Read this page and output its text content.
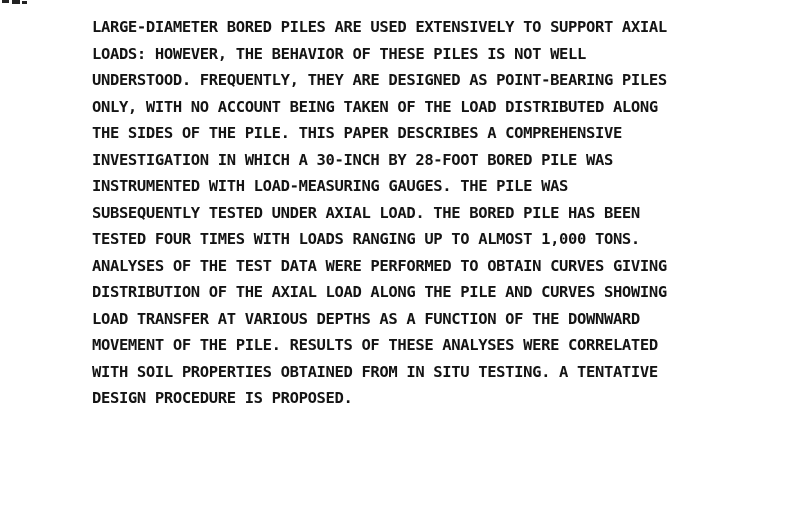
LARGE-DIAMETER BORED PILES ARE USED EXTENSIVELY TO SUPPORT AXIAL
LOADS: HOWEVER, THE BEHAVIOR OF THESE PILES IS NOT WELL
UNDERSTOOD. FREQUENTLY, THEY ARE DESIGNED AS POINT-BEARING PILES
ONLY, WITH NO ACCOUNT BEING TAKEN OF THE LOAD DISTRIBUTED ALONG
THE SIDES OF THE PILE. THIS PAPER DESCRIBES A COMPREHENSIVE
INVESTIGATION IN WHICH A 30-INCH BY 28-FOOT BORED PILE WAS
INSTRUMENTED WITH LOAD-MEASURING GAUGES. THE PILE WAS
SUBSEQUENTLY TESTED UNDER AXIAL LOAD. THE BORED PILE HAS BEEN
TESTED FOUR TIMES WITH LOADS RANGING UP TO ALMOST 1,000 TONS.
ANALYSES OF THE TEST DATA WERE PERFORMED TO OBTAIN CURVES GIVING
DISTRIBUTION OF THE AXIAL LOAD ALONG THE PILE AND CURVES SHOWING
LOAD TRANSFER AT VARIOUS DEPTHS AS A FUNCTION OF THE DOWNWARD
MOVEMENT OF THE PILE. RESULTS OF THESE ANALYSES WERE CORRELATED
WITH SOIL PROPERTIES OBTAINED FROM IN SITU TESTING. A TENTATIVE
DESIGN PROCEDURE IS PROPOSED.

+++

Output the material word for word, omitting its pictures.

Read this page and output its text content.
LARGE-DIAMETER BORED PILES ARE USED EXTENSIVELY TO SUPPORT AXIAL
LOADS: HOWEVER, THE BEHAVIOR OF THESE PILES IS NOT WELL
UNDERSTOOD. FREQUENTLY, THEY ARE DESIGNED AS POINT-BEARING PILES
ONLY, WITH NO ACCOUNT BEING TAKEN OF THE LOAD DISTRIBUTED ALONG
THE SIDES OF THE PILE. THIS PAPER DESCRIBES A COMPREHENSIVE
INVESTIGATION IN WHICH A 30-INCH BY 28-FOOT BORED PILE WAS
INSTRUMENTED WITH LOAD-MEASURING GAUGES. THE PILE WAS
SUBSEQUENTLY TESTED UNDER AXIAL LOAD. THE BORED PILE HAS BEEN
TESTED FOUR TIMES WITH LOADS RANGING UP TO ALMOST 1,000 TONS.
ANALYSES OF THE TEST DATA WERE PERFORMED TO OBTAIN CURVES GIVING
DISTRIBUTION OF THE AXIAL LOAD ALONG THE PILE AND CURVES SHOWING
LOAD TRANSFER AT VARIOUS DEPTHS AS A FUNCTION OF THE DOWNWARD
MOVEMENT OF THE PILE. RESULTS OF THESE ANALYSES WERE CORRELATED
WITH SOIL PROPERTIES OBTAINED FROM IN SITU TESTING. A TENTATIVE
DESIGN PROCEDURE IS PROPOSED.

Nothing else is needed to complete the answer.